▶ Material to process

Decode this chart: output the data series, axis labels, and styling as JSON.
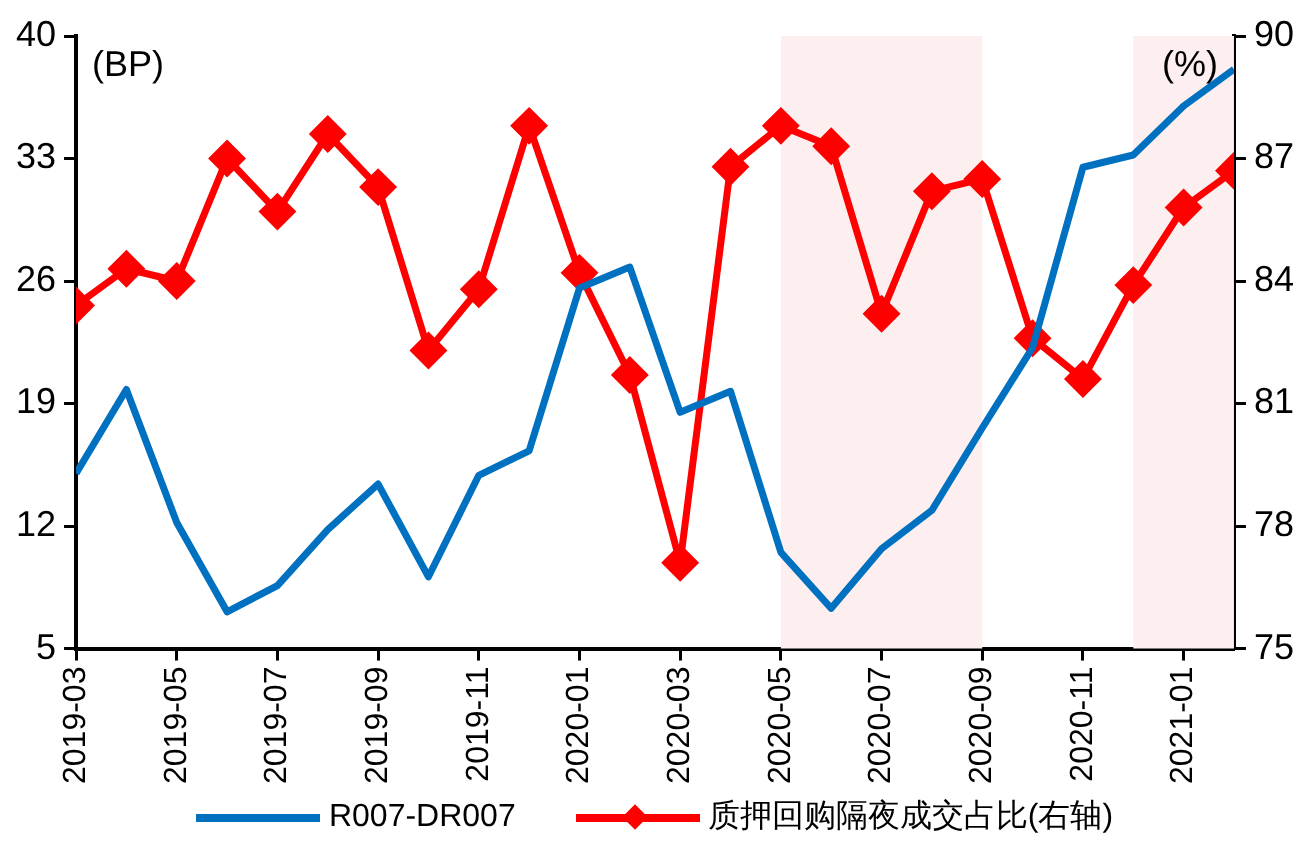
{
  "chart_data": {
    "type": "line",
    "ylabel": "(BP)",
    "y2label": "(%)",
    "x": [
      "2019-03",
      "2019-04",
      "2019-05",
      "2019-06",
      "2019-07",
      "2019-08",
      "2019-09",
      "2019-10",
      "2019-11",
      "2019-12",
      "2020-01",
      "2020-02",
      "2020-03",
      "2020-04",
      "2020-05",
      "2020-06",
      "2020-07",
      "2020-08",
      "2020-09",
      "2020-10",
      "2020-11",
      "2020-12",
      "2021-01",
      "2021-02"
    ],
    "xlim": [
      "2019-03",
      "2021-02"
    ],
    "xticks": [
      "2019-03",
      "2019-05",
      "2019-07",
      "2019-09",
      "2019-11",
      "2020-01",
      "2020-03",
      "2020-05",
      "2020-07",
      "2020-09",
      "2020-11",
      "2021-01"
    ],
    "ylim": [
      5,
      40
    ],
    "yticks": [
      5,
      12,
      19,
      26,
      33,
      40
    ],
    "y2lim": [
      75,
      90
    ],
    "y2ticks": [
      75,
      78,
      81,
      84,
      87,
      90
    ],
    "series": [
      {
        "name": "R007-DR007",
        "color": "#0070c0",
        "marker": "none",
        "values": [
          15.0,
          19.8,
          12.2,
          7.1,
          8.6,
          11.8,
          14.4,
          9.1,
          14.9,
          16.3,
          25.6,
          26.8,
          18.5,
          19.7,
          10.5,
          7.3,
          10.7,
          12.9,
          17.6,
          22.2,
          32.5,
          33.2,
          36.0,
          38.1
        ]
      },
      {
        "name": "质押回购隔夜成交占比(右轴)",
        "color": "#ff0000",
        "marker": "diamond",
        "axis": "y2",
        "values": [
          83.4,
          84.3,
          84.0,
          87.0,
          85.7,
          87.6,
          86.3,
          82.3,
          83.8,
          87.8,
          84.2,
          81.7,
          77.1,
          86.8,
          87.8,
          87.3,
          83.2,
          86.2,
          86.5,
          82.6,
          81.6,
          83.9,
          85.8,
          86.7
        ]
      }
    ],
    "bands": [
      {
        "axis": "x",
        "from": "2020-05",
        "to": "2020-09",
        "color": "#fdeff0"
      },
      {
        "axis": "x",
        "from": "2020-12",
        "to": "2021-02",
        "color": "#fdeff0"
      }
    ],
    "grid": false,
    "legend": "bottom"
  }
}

▶ Given exercise
Pictures in the data above should not be copied; transcribe everything else exactly.

▶ Exercise answer
Decode this chart: output the data series, axis labels, and styling as JSON.
{
  "chart_data": {
    "type": "line",
    "ylabel": "(BP)",
    "y2label": "(%)",
    "x": [
      "2019-03",
      "2019-04",
      "2019-05",
      "2019-06",
      "2019-07",
      "2019-08",
      "2019-09",
      "2019-10",
      "2019-11",
      "2019-12",
      "2020-01",
      "2020-02",
      "2020-03",
      "2020-04",
      "2020-05",
      "2020-06",
      "2020-07",
      "2020-08",
      "2020-09",
      "2020-10",
      "2020-11",
      "2020-12",
      "2021-01",
      "2021-02"
    ],
    "xlim": [
      "2019-03",
      "2021-02"
    ],
    "xticks": [
      "2019-03",
      "2019-05",
      "2019-07",
      "2019-09",
      "2019-11",
      "2020-01",
      "2020-03",
      "2020-05",
      "2020-07",
      "2020-09",
      "2020-11",
      "2021-01"
    ],
    "ylim": [
      5,
      40
    ],
    "yticks": [
      5,
      12,
      19,
      26,
      33,
      40
    ],
    "y2lim": [
      75,
      90
    ],
    "y2ticks": [
      75,
      78,
      81,
      84,
      87,
      90
    ],
    "series": [
      {
        "name": "R007-DR007",
        "color": "#0070c0",
        "marker": "none",
        "values": [
          15.0,
          19.8,
          12.2,
          7.1,
          8.6,
          11.8,
          14.4,
          9.1,
          14.9,
          16.3,
          25.6,
          26.8,
          18.5,
          19.7,
          10.5,
          7.3,
          10.7,
          12.9,
          17.6,
          22.2,
          32.5,
          33.2,
          36.0,
          38.1
        ]
      },
      {
        "name": "质押回购隔夜成交占比(右轴)",
        "color": "#ff0000",
        "marker": "diamond",
        "axis": "y2",
        "values": [
          83.4,
          84.3,
          84.0,
          87.0,
          85.7,
          87.6,
          86.3,
          82.3,
          83.8,
          87.8,
          84.2,
          81.7,
          77.1,
          86.8,
          87.8,
          87.3,
          83.2,
          86.2,
          86.5,
          82.6,
          81.6,
          83.9,
          85.8,
          86.7
        ]
      }
    ],
    "bands": [
      {
        "axis": "x",
        "from": "2020-05",
        "to": "2020-09",
        "color": "#fdeff0"
      },
      {
        "axis": "x",
        "from": "2020-12",
        "to": "2021-02",
        "color": "#fdeff0"
      }
    ],
    "grid": false,
    "legend": "bottom"
  }
}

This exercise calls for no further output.